Check each line of the records for "mandé"; collect those that have it.

(Stored records)
========================================================================

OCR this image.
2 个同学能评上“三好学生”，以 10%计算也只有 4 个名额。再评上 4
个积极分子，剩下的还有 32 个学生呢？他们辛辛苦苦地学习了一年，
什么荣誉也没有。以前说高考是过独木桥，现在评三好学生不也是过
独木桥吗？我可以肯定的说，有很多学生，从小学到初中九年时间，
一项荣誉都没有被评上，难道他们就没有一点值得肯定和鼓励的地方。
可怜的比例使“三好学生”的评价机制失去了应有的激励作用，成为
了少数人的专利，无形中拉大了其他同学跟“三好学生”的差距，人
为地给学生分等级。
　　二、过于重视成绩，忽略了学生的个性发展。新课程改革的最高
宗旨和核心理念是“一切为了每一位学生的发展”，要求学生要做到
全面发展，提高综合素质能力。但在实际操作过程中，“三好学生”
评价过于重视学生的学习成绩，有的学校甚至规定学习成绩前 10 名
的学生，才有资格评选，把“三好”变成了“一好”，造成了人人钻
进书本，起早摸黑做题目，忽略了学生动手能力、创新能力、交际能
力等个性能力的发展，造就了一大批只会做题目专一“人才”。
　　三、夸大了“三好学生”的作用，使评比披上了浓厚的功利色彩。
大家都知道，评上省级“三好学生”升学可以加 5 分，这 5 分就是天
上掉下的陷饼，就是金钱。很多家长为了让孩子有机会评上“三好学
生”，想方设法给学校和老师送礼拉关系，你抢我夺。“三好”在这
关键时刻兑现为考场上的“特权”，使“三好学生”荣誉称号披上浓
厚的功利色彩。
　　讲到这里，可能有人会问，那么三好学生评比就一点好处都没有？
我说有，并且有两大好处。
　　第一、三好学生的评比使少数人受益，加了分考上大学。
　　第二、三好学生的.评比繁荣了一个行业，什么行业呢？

========================================================================

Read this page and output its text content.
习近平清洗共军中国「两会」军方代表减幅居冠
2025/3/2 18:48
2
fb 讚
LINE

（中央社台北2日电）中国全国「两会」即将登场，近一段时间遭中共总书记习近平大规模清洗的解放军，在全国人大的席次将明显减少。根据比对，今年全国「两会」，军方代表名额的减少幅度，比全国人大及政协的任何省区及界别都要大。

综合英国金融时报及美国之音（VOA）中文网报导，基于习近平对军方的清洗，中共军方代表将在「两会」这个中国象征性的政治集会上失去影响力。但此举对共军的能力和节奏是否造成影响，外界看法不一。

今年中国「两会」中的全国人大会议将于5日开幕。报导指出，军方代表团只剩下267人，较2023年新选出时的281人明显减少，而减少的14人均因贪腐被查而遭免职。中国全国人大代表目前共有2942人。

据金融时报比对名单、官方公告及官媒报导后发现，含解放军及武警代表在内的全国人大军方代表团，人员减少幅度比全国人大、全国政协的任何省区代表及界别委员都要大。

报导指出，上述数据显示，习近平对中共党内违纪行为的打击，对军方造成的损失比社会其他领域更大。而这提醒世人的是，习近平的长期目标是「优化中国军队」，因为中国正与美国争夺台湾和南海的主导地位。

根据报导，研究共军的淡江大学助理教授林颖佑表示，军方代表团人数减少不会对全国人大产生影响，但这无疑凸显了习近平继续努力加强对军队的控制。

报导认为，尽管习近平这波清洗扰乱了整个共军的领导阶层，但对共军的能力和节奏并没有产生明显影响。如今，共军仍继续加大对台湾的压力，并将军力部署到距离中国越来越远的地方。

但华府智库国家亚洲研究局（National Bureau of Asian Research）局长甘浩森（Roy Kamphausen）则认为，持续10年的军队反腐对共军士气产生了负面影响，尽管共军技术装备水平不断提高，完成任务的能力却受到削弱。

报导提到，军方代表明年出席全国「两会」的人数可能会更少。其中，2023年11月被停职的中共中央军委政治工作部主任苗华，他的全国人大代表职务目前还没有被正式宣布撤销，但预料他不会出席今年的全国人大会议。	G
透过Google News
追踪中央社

========================================================================

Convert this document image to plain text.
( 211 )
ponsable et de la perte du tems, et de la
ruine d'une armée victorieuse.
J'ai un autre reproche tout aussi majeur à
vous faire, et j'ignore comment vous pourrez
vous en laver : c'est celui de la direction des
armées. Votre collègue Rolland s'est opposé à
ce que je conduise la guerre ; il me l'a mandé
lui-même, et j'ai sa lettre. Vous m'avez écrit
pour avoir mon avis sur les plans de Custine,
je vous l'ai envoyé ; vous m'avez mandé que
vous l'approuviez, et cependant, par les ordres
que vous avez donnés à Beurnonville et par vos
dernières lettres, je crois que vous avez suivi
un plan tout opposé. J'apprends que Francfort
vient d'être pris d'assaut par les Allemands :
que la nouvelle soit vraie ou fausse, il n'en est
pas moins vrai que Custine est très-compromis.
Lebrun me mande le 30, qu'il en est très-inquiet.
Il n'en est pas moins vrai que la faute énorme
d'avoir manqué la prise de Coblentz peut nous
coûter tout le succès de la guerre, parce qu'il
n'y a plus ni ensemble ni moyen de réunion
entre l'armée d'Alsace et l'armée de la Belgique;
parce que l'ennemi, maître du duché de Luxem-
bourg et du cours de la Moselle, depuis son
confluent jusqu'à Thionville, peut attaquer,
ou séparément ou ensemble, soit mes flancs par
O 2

========================================================================

**Written response**
ce que je conduise la guerre ; il me l'a mandé
je vous l'ai envoyé ; vous m'avez mandé que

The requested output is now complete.